→ **DATA SHOWN**

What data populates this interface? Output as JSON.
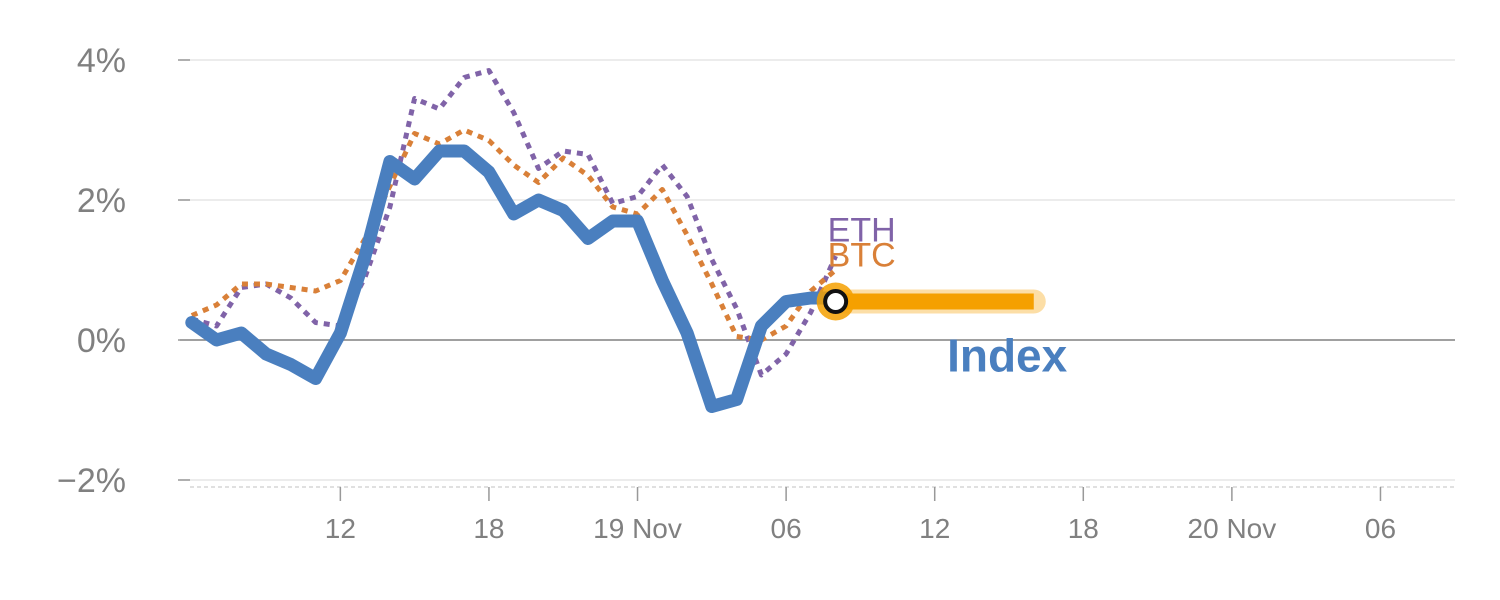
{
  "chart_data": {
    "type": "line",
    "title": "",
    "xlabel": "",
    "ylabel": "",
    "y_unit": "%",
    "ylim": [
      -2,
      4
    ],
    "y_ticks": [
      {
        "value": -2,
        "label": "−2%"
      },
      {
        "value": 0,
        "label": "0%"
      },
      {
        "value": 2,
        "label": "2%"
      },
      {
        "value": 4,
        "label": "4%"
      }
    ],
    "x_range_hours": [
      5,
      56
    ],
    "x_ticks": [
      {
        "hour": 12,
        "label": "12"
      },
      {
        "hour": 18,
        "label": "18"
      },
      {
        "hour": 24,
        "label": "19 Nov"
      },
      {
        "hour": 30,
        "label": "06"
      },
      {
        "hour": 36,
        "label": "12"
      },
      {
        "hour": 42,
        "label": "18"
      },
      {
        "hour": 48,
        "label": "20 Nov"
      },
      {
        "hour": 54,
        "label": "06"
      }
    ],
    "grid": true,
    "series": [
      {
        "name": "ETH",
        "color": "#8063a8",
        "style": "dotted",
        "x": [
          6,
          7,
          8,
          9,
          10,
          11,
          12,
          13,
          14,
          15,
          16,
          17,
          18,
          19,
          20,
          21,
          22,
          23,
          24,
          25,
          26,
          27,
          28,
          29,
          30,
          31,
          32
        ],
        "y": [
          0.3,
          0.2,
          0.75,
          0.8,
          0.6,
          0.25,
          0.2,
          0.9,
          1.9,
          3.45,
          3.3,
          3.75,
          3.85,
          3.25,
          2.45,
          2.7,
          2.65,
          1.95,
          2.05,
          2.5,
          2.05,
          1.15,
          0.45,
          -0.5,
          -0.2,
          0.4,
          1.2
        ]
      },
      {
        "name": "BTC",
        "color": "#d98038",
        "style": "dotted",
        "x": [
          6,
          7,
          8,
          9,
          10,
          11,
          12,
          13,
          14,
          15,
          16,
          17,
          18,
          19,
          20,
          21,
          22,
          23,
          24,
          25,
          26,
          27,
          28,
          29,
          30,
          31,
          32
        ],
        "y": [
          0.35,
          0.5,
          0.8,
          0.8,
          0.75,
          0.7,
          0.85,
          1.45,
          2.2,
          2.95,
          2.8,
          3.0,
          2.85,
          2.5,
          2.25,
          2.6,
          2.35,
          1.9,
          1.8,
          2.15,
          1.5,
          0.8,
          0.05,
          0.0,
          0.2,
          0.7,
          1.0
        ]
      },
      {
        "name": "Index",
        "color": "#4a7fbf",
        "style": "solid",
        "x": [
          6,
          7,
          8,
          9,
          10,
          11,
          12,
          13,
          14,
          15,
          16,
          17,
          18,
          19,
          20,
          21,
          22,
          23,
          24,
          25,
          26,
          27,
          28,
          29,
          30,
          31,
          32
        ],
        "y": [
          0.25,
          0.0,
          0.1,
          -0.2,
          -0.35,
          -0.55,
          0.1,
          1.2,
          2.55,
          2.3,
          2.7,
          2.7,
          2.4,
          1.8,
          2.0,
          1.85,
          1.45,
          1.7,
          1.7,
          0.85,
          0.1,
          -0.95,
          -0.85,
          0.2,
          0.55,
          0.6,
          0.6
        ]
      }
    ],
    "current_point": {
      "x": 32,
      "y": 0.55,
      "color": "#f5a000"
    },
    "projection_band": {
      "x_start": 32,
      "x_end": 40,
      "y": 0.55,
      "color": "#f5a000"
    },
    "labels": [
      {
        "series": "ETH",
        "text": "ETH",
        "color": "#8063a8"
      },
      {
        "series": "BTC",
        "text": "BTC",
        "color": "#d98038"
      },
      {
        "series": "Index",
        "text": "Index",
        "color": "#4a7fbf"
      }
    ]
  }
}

→ **EXERCISE DETAILS**
Images must not appear in the copy; reproduce everything else in the records verbatim.

→ **FINAL RESULT**
What data populates this interface? Output as JSON.
{
  "chart_data": {
    "type": "line",
    "title": "",
    "xlabel": "",
    "ylabel": "",
    "y_unit": "%",
    "ylim": [
      -2,
      4
    ],
    "y_ticks": [
      {
        "value": -2,
        "label": "−2%"
      },
      {
        "value": 0,
        "label": "0%"
      },
      {
        "value": 2,
        "label": "2%"
      },
      {
        "value": 4,
        "label": "4%"
      }
    ],
    "x_range_hours": [
      5,
      56
    ],
    "x_ticks": [
      {
        "hour": 12,
        "label": "12"
      },
      {
        "hour": 18,
        "label": "18"
      },
      {
        "hour": 24,
        "label": "19 Nov"
      },
      {
        "hour": 30,
        "label": "06"
      },
      {
        "hour": 36,
        "label": "12"
      },
      {
        "hour": 42,
        "label": "18"
      },
      {
        "hour": 48,
        "label": "20 Nov"
      },
      {
        "hour": 54,
        "label": "06"
      }
    ],
    "grid": true,
    "series": [
      {
        "name": "ETH",
        "color": "#8063a8",
        "style": "dotted",
        "x": [
          6,
          7,
          8,
          9,
          10,
          11,
          12,
          13,
          14,
          15,
          16,
          17,
          18,
          19,
          20,
          21,
          22,
          23,
          24,
          25,
          26,
          27,
          28,
          29,
          30,
          31,
          32
        ],
        "y": [
          0.3,
          0.2,
          0.75,
          0.8,
          0.6,
          0.25,
          0.2,
          0.9,
          1.9,
          3.45,
          3.3,
          3.75,
          3.85,
          3.25,
          2.45,
          2.7,
          2.65,
          1.95,
          2.05,
          2.5,
          2.05,
          1.15,
          0.45,
          -0.5,
          -0.2,
          0.4,
          1.2
        ]
      },
      {
        "name": "BTC",
        "color": "#d98038",
        "style": "dotted",
        "x": [
          6,
          7,
          8,
          9,
          10,
          11,
          12,
          13,
          14,
          15,
          16,
          17,
          18,
          19,
          20,
          21,
          22,
          23,
          24,
          25,
          26,
          27,
          28,
          29,
          30,
          31,
          32
        ],
        "y": [
          0.35,
          0.5,
          0.8,
          0.8,
          0.75,
          0.7,
          0.85,
          1.45,
          2.2,
          2.95,
          2.8,
          3.0,
          2.85,
          2.5,
          2.25,
          2.6,
          2.35,
          1.9,
          1.8,
          2.15,
          1.5,
          0.8,
          0.05,
          0.0,
          0.2,
          0.7,
          1.0
        ]
      },
      {
        "name": "Index",
        "color": "#4a7fbf",
        "style": "solid",
        "x": [
          6,
          7,
          8,
          9,
          10,
          11,
          12,
          13,
          14,
          15,
          16,
          17,
          18,
          19,
          20,
          21,
          22,
          23,
          24,
          25,
          26,
          27,
          28,
          29,
          30,
          31,
          32
        ],
        "y": [
          0.25,
          0.0,
          0.1,
          -0.2,
          -0.35,
          -0.55,
          0.1,
          1.2,
          2.55,
          2.3,
          2.7,
          2.7,
          2.4,
          1.8,
          2.0,
          1.85,
          1.45,
          1.7,
          1.7,
          0.85,
          0.1,
          -0.95,
          -0.85,
          0.2,
          0.55,
          0.6,
          0.6
        ]
      }
    ],
    "current_point": {
      "x": 32,
      "y": 0.55,
      "color": "#f5a000"
    },
    "projection_band": {
      "x_start": 32,
      "x_end": 40,
      "y": 0.55,
      "color": "#f5a000"
    },
    "labels": [
      {
        "series": "ETH",
        "text": "ETH",
        "color": "#8063a8"
      },
      {
        "series": "BTC",
        "text": "BTC",
        "color": "#d98038"
      },
      {
        "series": "Index",
        "text": "Index",
        "color": "#4a7fbf"
      }
    ]
  }
}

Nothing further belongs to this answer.